**SELECTED PASSAGE:**
        sender _could_ still maintain these packets in the same
        "SentPackets" structure if it wants to, it would need an
        internal representation of CSN+PN to key off.

        ACK Frames:

        ------------------

        Kazuho pointed out that when acknowledging, the ACK frame
        format should include CSN. I agree. I would argue for a
        design where a receiver uses an ACK frame per CSN (and
        encodes the CSN explicitly). There are multiple values for
        doing this, the primary being that you benefit from
        compression when PNs are contiguous within a CSN.

        Return Path:

        -----------------

        There are other ways to decide which return path to send an
        ACK on this, but I would propose that a receiver respond on
        the most recently active forward path. That is, the path on
        which a packet was most recently received. This has the
        natural effect that a sender that wants to distribute
        traffic in a particular way also causes ACKs to be
        distributed similarly across the corresponding reverse paths.

**THE TASK:**
Carry on the passage on CSNs, ACK frames, and return paths from the point where it stops.

**DATA RECORDS:**
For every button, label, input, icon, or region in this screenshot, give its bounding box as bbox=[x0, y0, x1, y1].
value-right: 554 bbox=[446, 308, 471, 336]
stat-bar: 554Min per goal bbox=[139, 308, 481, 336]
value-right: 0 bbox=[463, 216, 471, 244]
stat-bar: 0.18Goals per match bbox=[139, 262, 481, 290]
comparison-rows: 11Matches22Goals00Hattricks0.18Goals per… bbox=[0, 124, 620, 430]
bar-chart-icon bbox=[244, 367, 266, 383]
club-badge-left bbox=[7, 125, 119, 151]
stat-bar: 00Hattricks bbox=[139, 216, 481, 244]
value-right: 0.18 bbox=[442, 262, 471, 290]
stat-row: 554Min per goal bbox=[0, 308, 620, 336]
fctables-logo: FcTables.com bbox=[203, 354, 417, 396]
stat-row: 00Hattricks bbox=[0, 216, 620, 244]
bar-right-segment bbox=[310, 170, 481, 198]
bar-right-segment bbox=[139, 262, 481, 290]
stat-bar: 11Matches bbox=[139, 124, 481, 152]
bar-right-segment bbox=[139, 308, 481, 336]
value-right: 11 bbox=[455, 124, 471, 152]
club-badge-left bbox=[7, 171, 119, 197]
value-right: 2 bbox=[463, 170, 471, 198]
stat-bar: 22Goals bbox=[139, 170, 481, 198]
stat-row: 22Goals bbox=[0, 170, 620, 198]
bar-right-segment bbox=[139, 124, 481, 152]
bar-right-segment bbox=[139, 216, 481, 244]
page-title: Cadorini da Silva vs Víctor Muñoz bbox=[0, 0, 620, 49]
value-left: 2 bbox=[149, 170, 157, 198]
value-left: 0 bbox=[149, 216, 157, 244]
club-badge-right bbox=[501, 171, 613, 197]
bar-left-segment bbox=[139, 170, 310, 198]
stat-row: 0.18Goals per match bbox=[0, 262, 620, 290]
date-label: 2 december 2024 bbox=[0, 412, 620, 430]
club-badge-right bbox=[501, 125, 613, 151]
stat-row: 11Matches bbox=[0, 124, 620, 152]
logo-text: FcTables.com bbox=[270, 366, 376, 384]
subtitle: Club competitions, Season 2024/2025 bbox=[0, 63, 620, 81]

**EXERCISE RESULT:**
        RTT measurements:

        ---------------------------

        The return path for ACK frames will impact RTT measurements.
        That is fine. It is more important that information reach the
        sender as soon as possible than that it should not affect RTT
        measurements; we can fix the sender to measure and compensate
        as necessary. The estimated RTT statistics reflect the
        distribution of samples, and if both paths are being used,
        then the SmoothedRTT will reflect the expected value based on
        the traffic distribution across paths.

        That said, it might be useful to track some new stats,
        especially about how much later is a "late ack" -- an
        ACK frame that contains no useful information -- is received.
        I'd have to think a bit more about this, but I think we can
        devise a stat here. This gives us useful information on the
        longest return path, which we can then explicitly use as part
        of the PTO computations, to compensate for the fact that the
        RTT is based on the shortest return path. (I would _not_ use
        this stat in the time-based loss detection timer,  but PTO
        ought to be fine.)

        - jana

        On Tue, Nov 17, 2020 at 9:42 AM Christian Huitema
        <[email protected] <mailto:[email protected]>> wrote:

            I have been thinking about variations of that. I think we
            are making progress here.

            If we follow your design, we get two constraints:

            1) That the receive maintains an acknowledgement list
            based on the CID through which the packets are received.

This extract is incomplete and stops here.